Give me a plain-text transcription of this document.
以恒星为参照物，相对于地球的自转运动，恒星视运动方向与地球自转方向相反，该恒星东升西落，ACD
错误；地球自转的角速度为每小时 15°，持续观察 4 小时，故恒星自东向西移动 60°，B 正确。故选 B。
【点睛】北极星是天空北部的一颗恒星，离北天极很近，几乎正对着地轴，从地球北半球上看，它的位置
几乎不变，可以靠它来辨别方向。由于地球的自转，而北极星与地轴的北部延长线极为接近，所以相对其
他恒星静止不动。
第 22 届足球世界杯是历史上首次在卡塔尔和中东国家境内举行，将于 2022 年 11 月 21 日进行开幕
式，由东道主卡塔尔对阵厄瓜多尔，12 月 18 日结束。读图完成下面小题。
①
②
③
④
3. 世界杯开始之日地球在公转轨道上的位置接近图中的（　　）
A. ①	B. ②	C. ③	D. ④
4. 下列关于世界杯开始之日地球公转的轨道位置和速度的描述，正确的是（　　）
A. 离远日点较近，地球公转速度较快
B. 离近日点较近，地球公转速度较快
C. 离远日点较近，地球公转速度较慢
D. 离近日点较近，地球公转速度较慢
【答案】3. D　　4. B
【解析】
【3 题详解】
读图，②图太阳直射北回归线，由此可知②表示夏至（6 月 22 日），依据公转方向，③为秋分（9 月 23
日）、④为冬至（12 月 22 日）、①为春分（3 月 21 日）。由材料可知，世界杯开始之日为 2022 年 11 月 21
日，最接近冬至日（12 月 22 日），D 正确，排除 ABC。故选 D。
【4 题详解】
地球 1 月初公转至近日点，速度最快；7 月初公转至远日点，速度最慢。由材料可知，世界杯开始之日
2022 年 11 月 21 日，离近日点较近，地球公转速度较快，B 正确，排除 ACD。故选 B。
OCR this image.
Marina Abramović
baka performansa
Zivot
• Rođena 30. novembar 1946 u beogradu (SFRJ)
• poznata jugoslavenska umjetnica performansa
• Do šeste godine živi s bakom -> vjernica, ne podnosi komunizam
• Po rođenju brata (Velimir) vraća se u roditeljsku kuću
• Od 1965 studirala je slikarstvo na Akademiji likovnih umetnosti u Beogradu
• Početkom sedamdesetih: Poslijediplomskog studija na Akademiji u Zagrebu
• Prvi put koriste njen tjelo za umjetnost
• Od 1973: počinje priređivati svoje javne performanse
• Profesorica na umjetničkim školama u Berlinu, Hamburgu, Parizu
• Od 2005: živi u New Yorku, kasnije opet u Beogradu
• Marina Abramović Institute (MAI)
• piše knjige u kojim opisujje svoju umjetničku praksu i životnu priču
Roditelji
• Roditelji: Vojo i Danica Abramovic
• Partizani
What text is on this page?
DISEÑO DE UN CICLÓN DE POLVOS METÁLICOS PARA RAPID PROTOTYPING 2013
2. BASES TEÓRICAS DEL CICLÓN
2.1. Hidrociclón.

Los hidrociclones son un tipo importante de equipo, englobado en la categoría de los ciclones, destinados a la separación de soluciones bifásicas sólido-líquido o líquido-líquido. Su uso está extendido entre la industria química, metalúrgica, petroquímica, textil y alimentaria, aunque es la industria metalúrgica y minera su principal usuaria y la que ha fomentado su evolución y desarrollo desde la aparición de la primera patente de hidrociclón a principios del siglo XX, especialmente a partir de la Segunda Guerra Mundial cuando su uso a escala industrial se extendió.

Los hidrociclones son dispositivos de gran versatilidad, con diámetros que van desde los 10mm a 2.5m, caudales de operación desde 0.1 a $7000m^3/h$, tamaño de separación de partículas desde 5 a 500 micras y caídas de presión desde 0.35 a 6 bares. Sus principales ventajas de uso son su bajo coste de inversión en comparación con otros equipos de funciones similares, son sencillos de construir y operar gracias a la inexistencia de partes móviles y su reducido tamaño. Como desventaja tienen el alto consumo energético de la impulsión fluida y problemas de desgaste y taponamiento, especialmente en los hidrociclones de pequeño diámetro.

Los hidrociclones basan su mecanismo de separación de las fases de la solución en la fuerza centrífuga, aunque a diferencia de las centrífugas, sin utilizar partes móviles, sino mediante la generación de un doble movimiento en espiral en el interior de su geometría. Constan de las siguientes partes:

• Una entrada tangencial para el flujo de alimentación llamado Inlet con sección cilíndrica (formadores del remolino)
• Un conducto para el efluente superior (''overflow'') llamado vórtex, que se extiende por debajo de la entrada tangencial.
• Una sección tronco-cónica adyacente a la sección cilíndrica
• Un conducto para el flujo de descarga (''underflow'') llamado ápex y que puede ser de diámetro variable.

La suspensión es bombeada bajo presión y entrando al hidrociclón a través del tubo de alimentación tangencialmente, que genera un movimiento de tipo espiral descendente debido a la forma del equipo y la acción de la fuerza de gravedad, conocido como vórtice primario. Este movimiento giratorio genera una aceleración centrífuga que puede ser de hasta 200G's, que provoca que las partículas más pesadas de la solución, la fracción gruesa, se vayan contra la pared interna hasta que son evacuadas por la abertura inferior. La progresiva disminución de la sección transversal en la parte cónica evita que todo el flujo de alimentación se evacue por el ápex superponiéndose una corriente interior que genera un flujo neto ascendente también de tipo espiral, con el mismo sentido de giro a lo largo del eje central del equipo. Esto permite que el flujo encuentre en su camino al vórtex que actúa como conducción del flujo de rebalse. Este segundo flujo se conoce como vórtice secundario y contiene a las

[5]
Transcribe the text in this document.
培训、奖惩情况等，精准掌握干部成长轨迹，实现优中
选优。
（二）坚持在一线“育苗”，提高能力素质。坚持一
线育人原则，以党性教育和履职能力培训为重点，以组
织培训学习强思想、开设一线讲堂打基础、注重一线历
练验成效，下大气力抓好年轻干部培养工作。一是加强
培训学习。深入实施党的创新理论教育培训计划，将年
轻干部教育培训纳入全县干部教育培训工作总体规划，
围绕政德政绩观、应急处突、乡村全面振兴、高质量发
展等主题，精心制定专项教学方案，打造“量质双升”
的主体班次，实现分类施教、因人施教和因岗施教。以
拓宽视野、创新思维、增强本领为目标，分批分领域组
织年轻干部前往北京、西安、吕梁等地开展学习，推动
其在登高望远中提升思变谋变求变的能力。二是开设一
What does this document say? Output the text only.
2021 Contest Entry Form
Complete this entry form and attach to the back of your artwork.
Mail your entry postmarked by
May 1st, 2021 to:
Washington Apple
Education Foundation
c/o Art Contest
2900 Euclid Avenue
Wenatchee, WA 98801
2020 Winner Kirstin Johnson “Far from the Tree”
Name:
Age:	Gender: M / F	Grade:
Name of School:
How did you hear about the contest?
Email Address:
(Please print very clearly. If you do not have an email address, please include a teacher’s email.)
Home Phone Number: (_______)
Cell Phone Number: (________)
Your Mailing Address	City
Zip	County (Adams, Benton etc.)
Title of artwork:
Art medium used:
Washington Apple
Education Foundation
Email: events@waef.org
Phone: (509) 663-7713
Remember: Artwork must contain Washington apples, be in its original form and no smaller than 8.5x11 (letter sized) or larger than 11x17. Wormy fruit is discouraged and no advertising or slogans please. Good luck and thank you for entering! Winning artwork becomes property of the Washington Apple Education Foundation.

- - - - - - -

Return each line of the data exactly as written above.

Give me a plain-text transcription of this document.
以恒星为参照物，相对于地球的自转运动，恒星视运动方向与地球自转方向相反，该恒星东升西落，ACD
错误；地球自转的角速度为每小时 15°，持续观察 4 小时，故恒星自东向西移动 60°，B 正确。故选 B。
【点睛】北极星是天空北部的一颗恒星，离北天极很近，几乎正对着地轴，从地球北半球上看，它的位置
几乎不变，可以靠它来辨别方向。由于地球的自转，而北极星与地轴的北部延长线极为接近，所以相对其
他恒星静止不动。
第 22 届足球世界杯是历史上首次在卡塔尔和中东国家境内举行，将于 2022 年 11 月 21 日进行开幕
式，由东道主卡塔尔对阵厄瓜多尔，12 月 18 日结束。读图完成下面小题。
①
②
③
④
3. 世界杯开始之日地球在公转轨道上的位置接近图中的（　　）
A. ①	B. ②	C. ③	D. ④
4. 下列关于世界杯开始之日地球公转的轨道位置和速度的描述，正确的是（　　）
A. 离远日点较近，地球公转速度较快
B. 离近日点较近，地球公转速度较快
C. 离远日点较近，地球公转速度较慢
D. 离近日点较近，地球公转速度较慢
【答案】3. D　　4. B
【解析】
【3 题详解】
读图，②图太阳直射北回归线，由此可知②表示夏至（6 月 22 日），依据公转方向，③为秋分（9 月 23
日）、④为冬至（12 月 22 日）、①为春分（3 月 21 日）。由材料可知，世界杯开始之日为 2022 年 11 月 21
日，最接近冬至日（12 月 22 日），D 正确，排除 ABC。故选 D。
【4 题详解】
地球 1 月初公转至近日点，速度最快；7 月初公转至远日点，速度最慢。由材料可知，世界杯开始之日
2022 年 11 月 21 日，离近日点较近，地球公转速度较快，B 正确，排除 ACD。故选 B。
OCR this image.
Marina Abramović
baka performansa
Zivot
• Rođena 30. novembar 1946 u beogradu (SFRJ)
• poznata jugoslavenska umjetnica performansa
• Do šeste godine živi s bakom -> vjernica, ne podnosi komunizam
• Po rođenju brata (Velimir) vraća se u roditeljsku kuću
• Od 1965 studirala je slikarstvo na Akademiji likovnih umetnosti u Beogradu
• Početkom sedamdesetih: Poslijediplomskog studija na Akademiji u Zagrebu
• Prvi put koriste njen tjelo za umjetnost
• Od 1973: počinje priređivati svoje javne performanse
• Profesorica na umjetničkim školama u Berlinu, Hamburgu, Parizu
• Od 2005: živi u New Yorku, kasnije opet u Beogradu
• Marina Abramović Institute (MAI)
• piše knjige u kojim opisujje svoju umjetničku praksu i životnu priču
Roditelji
• Roditelji: Vojo i Danica Abramovic
• Partizani
What text is on this page?
DISEÑO DE UN CICLÓN DE POLVOS METÁLICOS PARA RAPID PROTOTYPING 2013
2. BASES TEÓRICAS DEL CICLÓN
2.1. Hidrociclón.

Los hidrociclones son un tipo importante de equipo, englobado en la categoría de los ciclones, destinados a la separación de soluciones bifásicas sólido-líquido o líquido-líquido. Su uso está extendido entre la industria química, metalúrgica, petroquímica, textil y alimentaria, aunque es la industria metalúrgica y minera su principal usuaria y la que ha fomentado su evolución y desarrollo desde la aparición de la primera patente de hidrociclón a principios del siglo XX, especialmente a partir de la Segunda Guerra Mundial cuando su uso a escala industrial se extendió.

Los hidrociclones son dispositivos de gran versatilidad, con diámetros que van desde los 10mm a 2.5m, caudales de operación desde 0.1 a $7000m^3/h$, tamaño de separación de partículas desde 5 a 500 micras y caídas de presión desde 0.35 a 6 bares. Sus principales ventajas de uso son su bajo coste de inversión en comparación con otros equipos de funciones similares, son sencillos de construir y operar gracias a la inexistencia de partes móviles y su reducido tamaño. Como desventaja tienen el alto consumo energético de la impulsión fluida y problemas de desgaste y taponamiento, especialmente en los hidrociclones de pequeño diámetro.

Los hidrociclones basan su mecanismo de separación de las fases de la solución en la fuerza centrífuga, aunque a diferencia de las centrífugas, sin utilizar partes móviles, sino mediante la generación de un doble movimiento en espiral en el interior de su geometría. Constan de las siguientes partes:

• Una entrada tangencial para el flujo de alimentación llamado Inlet con sección cilíndrica (formadores del remolino)
• Un conducto para el efluente superior (''overflow'') llamado vórtex, que se extiende por debajo de la entrada tangencial.
• Una sección tronco-cónica adyacente a la sección cilíndrica
• Un conducto para el flujo de descarga (''underflow'') llamado ápex y que puede ser de diámetro variable.

La suspensión es bombeada bajo presión y entrando al hidrociclón a través del tubo de alimentación tangencialmente, que genera un movimiento de tipo espiral descendente debido a la forma del equipo y la acción de la fuerza de gravedad, conocido como vórtice primario. Este movimiento giratorio genera una aceleración centrífuga que puede ser de hasta 200G's, que provoca que las partículas más pesadas de la solución, la fracción gruesa, se vayan contra la pared interna hasta que son evacuadas por la abertura inferior. La progresiva disminución de la sección transversal en la parte cónica evita que todo el flujo de alimentación se evacue por el ápex superponiéndose una corriente interior que genera un flujo neto ascendente también de tipo espiral, con el mismo sentido de giro a lo largo del eje central del equipo. Esto permite que el flujo encuentre en su camino al vórtex que actúa como conducción del flujo de rebalse. Este segundo flujo se conoce como vórtice secundario y contiene a las

[5]
Transcribe the text in this document.
培训、奖惩情况等，精准掌握干部成长轨迹，实现优中
选优。
（二）坚持在一线“育苗”，提高能力素质。坚持一
线育人原则，以党性教育和履职能力培训为重点，以组
织培训学习强思想、开设一线讲堂打基础、注重一线历
练验成效，下大气力抓好年轻干部培养工作。一是加强
培训学习。深入实施党的创新理论教育培训计划，将年
轻干部教育培训纳入全县干部教育培训工作总体规划，
围绕政德政绩观、应急处突、乡村全面振兴、高质量发
展等主题，精心制定专项教学方案，打造“量质双升”
的主体班次，实现分类施教、因人施教和因岗施教。以
拓宽视野、创新思维、增强本领为目标，分批分领域组
织年轻干部前往北京、西安、吕梁等地开展学习，推动
其在登高望远中提升思变谋变求变的能力。二是开设一
What does this document say? Output the text only.
2021 Contest Entry Form
Complete this entry form and attach to the back of your artwork.
Mail your entry postmarked by
May 1st, 2021 to:
Washington Apple
Education Foundation
c/o Art Contest
2900 Euclid Avenue
Wenatchee, WA 98801
2020 Winner Kirstin Johnson “Far from the Tree”
Name:
Age:	Gender: M / F	Grade:
Name of School:
How did you hear about the contest?
Email Address:
(Please print very clearly. If you do not have an email address, please include a teacher’s email.)
Home Phone Number: (_______)
Cell Phone Number: (________)
Your Mailing Address	City
Zip	County (Adams, Benton etc.)
Title of artwork:
Art medium used:
Washington Apple
Education Foundation
Email: events@waef.org
Phone: (509) 663-7713
Remember: Artwork must contain Washington apples, be in its original form and no smaller than 8.5x11 (letter sized) or larger than 11x17. Wormy fruit is discouraged and no advertising or slogans please. Good luck and thank you for entering! Winning artwork becomes property of the Washington Apple Education Foundation.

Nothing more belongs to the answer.